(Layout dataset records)
============================================================
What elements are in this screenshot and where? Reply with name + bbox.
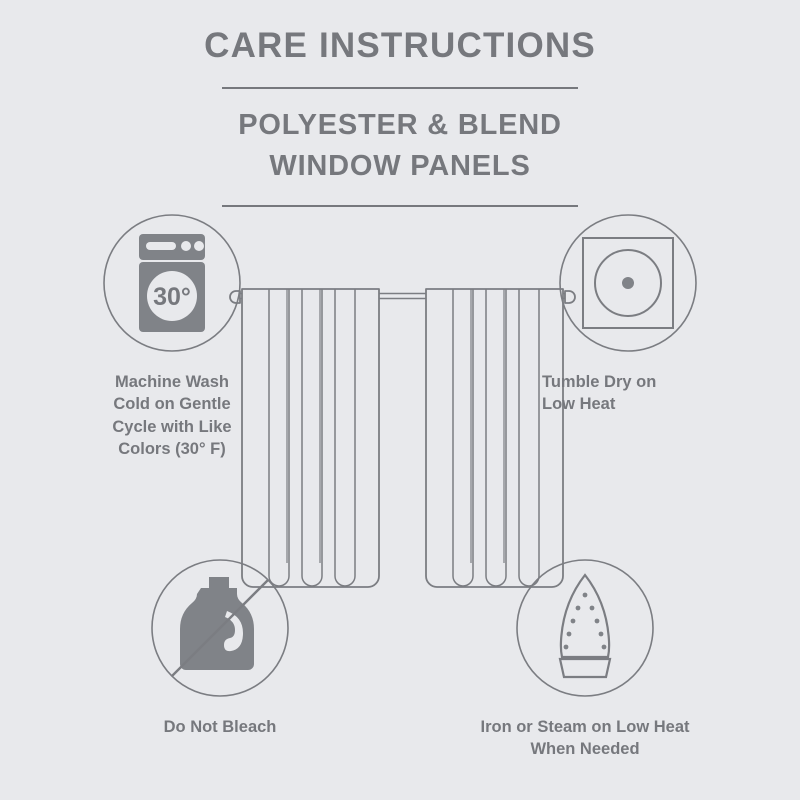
caption-line: Cold on Gentle [42,393,302,415]
instruction-tumble-dry: Tumble Dry on Low Heat [498,208,758,416]
caption-line: Iron or Steam on Low Heat [455,716,715,738]
care-instructions-infographic: CARE INSTRUCTIONS POLYESTER & BLEND WIND… [0,0,800,800]
detergent-slot [146,242,176,250]
instruction-machine-wash: 30° Machine Wash Cold on Gentle Cycle wi… [42,208,302,460]
caption-line: Cycle with Like [42,416,302,438]
caption-line: Machine Wash [42,371,302,393]
washing-machine-icon: 30° [97,208,247,358]
subtitle-divider [222,205,578,207]
iron-soleplate [561,575,609,657]
page-title: CARE INSTRUCTIONS [0,0,800,66]
caption-line: Do Not Bleach [90,716,350,738]
low-heat-dot [622,277,634,289]
caption-line: Tumble Dry on [542,371,758,393]
subtitle-line-1: POLYESTER & BLEND [238,109,562,141]
caption-machine-wash: Machine Wash Cold on Gentle Cycle with L… [42,371,302,460]
subtitle-line-2: WINDOW PANELS [0,146,800,187]
iron-icon [510,553,660,703]
iron-base [560,659,610,677]
caption-line: Colors (30° F) [42,438,302,460]
instruction-do-not-bleach: Do Not Bleach [90,553,350,738]
machine-knob-1 [181,241,191,251]
header: CARE INSTRUCTIONS POLYESTER & BLEND WIND… [0,0,800,207]
icon-ring [517,560,653,696]
tumble-dry-low-icon [553,208,703,358]
caption-do-not-bleach: Do Not Bleach [90,716,350,738]
no-bleach-icon [145,553,295,703]
caption-line: When Needed [455,738,715,760]
caption-tumble-dry: Tumble Dry on Low Heat [498,371,758,416]
instruction-iron: Iron or Steam on Low Heat When Needed [455,553,715,761]
caption-line: Low Heat [542,393,758,415]
caption-iron: Iron or Steam on Low Heat When Needed [455,716,715,761]
wash-temperature-label: 30° [153,283,191,311]
machine-knob-2 [194,241,204,251]
page-subtitle: POLYESTER & BLEND WINDOW PANELS [0,89,800,187]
============================================================
Exercise requirements :: Turn every line of the records above into a JSON list of strings, one string per line, with blank lines and the picture lines left out.

Right answer ::
[
  "What elements are in this screenshot and where? Reply with name + bbox.",
  "caption-line: Cold on Gentle [42,393,302,415]",
  "instruction-tumble-dry: Tumble Dry on Low Heat [498,208,758,416]",
  "caption-line: Iron or Steam on Low Heat [455,716,715,738]",
  "care-instructions-infographic: CARE INSTRUCTIONS POLYESTER & BLEND WIND… [0,0,800,800]",
  "detergent-slot [146,242,176,250]",
  "instruction-machine-wash: 30° Machine Wash Cold on Gentle Cycle wi… [42,208,302,460]",
  "caption-line: Cycle with Like [42,416,302,438]",
  "caption-line: Machine Wash [42,371,302,393]",
  "washing-machine-icon: 30° [97,208,247,358]",
  "subtitle-divider [222,205,578,207]",
  "iron-soleplate [561,575,609,657]",
  "page-title: CARE INSTRUCTIONS [0,0,800,66]",
  "caption-line: Do Not Bleach [90,716,350,738]",
  "low-heat-dot [622,277,634,289]",
  "caption-line: Tumble Dry on [542,371,758,393]",
  "subtitle-line-1: POLYESTER & BLEND [238,109,562,141]",
  "caption-machine-wash: Machine Wash Cold on Gentle Cycle with L… [42,371,302,460]",
  "subtitle-line-2: WINDOW PANELS [0,146,800,187]",
  "iron-icon [510,553,660,703]",
  "iron-base [560,659,610,677]",
  "caption-line: Colors (30° F) [42,438,302,460]",
  "instruction-do-not-bleach: Do Not Bleach [90,553,350,738]",
  "machine-knob-1 [181,241,191,251]",
  "header: CARE INSTRUCTIONS POLYESTER & BLEND WIND… [0,0,800,207]",
  "icon-ring [517,560,653,696]",
  "tumble-dry-low-icon [553,208,703,358]",
  "caption-do-not-bleach: Do Not Bleach [90,716,350,738]",
  "no-bleach-icon [145,553,295,703]",
  "caption-line: When Needed [455,738,715,760]",
  "caption-tumble-dry: Tumble Dry on Low Heat [498,371,758,416]",
  "instruction-iron: Iron or Steam on Low Heat When Needed [455,553,715,761]",
  "caption-line: Low Heat [542,393,758,415]",
  "caption-iron: Iron or Steam on Low Heat When Needed [455,716,715,761]",
  "wash-temperature-label: 30° [153,283,191,311]",
  "machine-knob-2 [194,241,204,251]",
  "page-subtitle: POLYESTER & BLEND WINDOW PANELS [0,89,800,187]"
]